Entries taken from a collection
<<<<

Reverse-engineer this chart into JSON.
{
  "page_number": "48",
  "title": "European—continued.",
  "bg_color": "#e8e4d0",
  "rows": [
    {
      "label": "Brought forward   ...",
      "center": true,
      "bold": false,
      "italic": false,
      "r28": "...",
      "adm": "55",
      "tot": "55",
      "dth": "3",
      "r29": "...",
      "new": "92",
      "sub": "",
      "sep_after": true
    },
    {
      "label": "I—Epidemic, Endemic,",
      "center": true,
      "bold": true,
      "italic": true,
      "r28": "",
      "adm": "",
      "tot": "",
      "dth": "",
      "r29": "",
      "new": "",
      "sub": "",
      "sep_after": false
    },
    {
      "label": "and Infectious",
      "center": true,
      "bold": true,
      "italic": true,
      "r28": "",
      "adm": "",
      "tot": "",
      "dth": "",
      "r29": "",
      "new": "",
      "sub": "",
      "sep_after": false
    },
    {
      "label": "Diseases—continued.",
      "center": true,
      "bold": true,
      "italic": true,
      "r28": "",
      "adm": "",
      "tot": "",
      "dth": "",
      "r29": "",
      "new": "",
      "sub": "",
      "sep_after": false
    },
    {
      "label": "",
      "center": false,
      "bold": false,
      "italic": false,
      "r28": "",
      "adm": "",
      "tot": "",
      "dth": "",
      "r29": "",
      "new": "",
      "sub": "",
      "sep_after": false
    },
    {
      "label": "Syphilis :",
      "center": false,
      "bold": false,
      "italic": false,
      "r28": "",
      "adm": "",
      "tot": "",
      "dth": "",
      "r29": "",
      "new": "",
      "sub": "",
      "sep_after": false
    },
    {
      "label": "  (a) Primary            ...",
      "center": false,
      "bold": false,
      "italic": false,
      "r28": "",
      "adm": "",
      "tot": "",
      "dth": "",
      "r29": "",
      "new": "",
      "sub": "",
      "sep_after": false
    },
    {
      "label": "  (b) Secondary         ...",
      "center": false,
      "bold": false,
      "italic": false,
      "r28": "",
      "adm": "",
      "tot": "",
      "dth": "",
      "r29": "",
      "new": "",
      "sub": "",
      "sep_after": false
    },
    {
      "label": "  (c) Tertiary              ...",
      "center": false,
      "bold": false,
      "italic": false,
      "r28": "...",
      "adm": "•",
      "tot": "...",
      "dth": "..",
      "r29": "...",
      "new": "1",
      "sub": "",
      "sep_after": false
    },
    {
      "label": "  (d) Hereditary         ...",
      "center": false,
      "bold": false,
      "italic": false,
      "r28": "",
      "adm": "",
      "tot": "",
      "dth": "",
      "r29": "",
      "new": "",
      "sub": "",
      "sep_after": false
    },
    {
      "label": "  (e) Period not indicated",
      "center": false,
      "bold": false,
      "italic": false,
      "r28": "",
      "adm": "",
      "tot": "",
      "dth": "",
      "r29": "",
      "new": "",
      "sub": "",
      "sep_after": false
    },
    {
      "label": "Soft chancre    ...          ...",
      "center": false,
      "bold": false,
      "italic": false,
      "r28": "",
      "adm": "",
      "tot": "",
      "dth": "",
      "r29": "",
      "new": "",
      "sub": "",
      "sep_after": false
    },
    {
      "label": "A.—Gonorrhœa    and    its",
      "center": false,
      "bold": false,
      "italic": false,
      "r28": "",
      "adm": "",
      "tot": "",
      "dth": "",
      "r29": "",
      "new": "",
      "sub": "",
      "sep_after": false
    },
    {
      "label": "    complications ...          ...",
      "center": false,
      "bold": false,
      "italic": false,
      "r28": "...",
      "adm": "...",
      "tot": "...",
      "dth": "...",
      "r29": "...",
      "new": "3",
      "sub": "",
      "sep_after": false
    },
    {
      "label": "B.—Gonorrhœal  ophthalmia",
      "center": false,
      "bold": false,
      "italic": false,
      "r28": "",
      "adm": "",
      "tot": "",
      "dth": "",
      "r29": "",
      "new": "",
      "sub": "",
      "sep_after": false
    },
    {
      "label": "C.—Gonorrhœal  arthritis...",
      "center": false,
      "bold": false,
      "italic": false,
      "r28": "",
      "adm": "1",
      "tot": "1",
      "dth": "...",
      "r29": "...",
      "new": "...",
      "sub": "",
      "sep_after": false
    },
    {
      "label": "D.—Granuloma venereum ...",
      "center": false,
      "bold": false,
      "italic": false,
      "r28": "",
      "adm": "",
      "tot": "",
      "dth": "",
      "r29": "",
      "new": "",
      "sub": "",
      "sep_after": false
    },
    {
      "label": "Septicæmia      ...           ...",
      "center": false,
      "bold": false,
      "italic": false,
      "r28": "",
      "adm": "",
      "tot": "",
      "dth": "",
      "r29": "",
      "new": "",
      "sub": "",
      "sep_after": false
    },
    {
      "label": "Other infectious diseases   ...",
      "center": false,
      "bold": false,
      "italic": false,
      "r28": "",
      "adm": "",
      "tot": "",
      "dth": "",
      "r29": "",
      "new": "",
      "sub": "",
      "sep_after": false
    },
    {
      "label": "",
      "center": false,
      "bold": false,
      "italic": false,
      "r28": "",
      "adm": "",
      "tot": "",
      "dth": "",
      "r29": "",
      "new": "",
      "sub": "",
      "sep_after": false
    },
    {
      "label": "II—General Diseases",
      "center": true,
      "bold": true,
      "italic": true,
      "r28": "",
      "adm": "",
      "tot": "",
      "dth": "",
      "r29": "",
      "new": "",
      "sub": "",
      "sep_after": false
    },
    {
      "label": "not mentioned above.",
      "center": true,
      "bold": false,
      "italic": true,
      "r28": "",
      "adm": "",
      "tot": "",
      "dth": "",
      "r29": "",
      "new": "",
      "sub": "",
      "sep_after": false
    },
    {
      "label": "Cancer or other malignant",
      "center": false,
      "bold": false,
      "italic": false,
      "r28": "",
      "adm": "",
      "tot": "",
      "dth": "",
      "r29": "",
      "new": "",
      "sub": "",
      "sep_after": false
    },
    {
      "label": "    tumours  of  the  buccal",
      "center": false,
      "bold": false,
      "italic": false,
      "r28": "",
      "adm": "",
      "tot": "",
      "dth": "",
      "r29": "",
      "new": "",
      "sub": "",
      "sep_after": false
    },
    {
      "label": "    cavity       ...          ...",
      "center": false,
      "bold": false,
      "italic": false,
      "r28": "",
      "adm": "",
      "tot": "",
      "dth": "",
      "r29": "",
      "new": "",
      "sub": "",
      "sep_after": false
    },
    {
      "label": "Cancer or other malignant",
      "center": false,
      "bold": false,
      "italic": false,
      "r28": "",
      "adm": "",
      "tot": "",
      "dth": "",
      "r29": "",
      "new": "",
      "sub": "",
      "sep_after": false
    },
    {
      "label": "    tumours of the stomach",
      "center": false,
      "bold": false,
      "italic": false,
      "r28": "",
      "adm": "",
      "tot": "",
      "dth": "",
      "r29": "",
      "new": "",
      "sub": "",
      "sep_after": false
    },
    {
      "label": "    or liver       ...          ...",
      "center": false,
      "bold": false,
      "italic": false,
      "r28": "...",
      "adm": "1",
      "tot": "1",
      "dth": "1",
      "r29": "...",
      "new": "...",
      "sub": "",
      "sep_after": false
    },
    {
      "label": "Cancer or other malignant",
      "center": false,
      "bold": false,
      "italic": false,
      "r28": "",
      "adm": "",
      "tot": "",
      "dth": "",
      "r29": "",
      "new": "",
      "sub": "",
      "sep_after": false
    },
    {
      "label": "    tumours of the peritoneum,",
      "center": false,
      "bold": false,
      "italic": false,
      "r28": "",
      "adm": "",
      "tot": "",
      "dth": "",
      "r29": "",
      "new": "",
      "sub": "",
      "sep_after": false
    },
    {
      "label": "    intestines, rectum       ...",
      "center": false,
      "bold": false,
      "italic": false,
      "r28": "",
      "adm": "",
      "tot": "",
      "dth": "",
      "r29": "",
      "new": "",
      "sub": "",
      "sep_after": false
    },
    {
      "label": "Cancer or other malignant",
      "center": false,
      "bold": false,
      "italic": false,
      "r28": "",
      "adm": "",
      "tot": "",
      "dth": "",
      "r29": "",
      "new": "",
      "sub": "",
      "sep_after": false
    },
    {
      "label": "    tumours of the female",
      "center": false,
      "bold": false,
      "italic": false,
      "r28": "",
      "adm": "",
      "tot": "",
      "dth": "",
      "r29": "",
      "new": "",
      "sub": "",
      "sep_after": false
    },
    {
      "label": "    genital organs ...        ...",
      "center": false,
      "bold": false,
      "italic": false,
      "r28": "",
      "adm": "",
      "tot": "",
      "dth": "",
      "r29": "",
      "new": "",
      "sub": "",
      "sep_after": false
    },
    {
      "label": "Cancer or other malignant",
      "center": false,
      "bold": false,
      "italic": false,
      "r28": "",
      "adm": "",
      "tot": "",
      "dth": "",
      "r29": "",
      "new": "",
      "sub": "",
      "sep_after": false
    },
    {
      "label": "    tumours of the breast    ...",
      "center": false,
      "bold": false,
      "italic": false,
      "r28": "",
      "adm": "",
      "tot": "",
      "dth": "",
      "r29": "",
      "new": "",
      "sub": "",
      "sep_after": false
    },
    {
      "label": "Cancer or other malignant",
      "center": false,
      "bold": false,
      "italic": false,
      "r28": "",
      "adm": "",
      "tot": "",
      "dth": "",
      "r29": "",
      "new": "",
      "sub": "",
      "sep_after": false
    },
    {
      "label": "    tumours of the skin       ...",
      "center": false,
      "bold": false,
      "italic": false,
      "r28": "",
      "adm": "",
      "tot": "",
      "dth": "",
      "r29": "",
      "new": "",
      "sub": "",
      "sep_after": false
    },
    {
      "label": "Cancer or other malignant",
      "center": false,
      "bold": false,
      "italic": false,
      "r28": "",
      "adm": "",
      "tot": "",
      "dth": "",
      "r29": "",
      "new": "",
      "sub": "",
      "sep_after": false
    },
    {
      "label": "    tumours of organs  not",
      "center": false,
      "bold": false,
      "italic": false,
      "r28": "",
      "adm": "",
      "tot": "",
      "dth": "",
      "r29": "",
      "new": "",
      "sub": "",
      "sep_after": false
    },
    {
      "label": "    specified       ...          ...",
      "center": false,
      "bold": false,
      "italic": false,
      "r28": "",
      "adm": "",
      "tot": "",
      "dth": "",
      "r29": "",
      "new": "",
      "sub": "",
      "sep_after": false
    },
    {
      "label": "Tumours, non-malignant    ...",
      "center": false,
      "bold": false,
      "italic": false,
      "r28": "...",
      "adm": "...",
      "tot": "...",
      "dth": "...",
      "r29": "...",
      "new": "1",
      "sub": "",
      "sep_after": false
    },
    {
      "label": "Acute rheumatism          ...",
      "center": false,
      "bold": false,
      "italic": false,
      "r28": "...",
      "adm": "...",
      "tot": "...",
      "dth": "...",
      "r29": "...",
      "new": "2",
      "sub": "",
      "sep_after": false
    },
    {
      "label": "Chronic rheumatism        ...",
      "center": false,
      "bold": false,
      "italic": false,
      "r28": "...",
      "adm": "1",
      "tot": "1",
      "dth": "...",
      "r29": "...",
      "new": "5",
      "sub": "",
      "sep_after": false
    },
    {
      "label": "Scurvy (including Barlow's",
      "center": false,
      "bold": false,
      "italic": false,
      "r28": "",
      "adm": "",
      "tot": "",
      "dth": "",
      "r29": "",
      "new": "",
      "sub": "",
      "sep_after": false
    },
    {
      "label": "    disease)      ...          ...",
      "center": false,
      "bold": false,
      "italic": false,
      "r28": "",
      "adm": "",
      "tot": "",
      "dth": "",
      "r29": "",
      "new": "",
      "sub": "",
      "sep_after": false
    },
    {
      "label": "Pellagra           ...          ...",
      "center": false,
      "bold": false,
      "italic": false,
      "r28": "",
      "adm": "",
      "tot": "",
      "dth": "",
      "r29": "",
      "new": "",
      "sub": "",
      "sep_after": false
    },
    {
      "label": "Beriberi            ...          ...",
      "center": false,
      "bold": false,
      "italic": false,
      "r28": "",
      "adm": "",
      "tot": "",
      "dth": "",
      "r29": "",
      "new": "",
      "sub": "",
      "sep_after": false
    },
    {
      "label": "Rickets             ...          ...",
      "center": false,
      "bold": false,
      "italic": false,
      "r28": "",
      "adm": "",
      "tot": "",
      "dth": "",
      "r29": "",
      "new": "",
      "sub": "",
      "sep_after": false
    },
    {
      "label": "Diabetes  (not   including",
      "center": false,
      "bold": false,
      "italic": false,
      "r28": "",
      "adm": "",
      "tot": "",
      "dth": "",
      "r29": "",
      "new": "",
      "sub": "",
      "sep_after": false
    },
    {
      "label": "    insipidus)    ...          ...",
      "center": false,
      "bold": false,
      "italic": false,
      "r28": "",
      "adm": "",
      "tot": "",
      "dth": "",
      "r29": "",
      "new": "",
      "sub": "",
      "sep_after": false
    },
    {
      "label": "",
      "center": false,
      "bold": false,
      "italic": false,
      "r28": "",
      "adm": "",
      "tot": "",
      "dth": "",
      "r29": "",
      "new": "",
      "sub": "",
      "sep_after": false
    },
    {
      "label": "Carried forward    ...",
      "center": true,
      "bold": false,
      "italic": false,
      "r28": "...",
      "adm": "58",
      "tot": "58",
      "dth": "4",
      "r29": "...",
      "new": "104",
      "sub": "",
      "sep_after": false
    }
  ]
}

>>>>

TASK TO CARRY OUT
From the listing above, pick out each line where the word "continued" appears.

CORRECT RESPONSE
  "title": "European—continued.",
      "label": "Diseases—continued.",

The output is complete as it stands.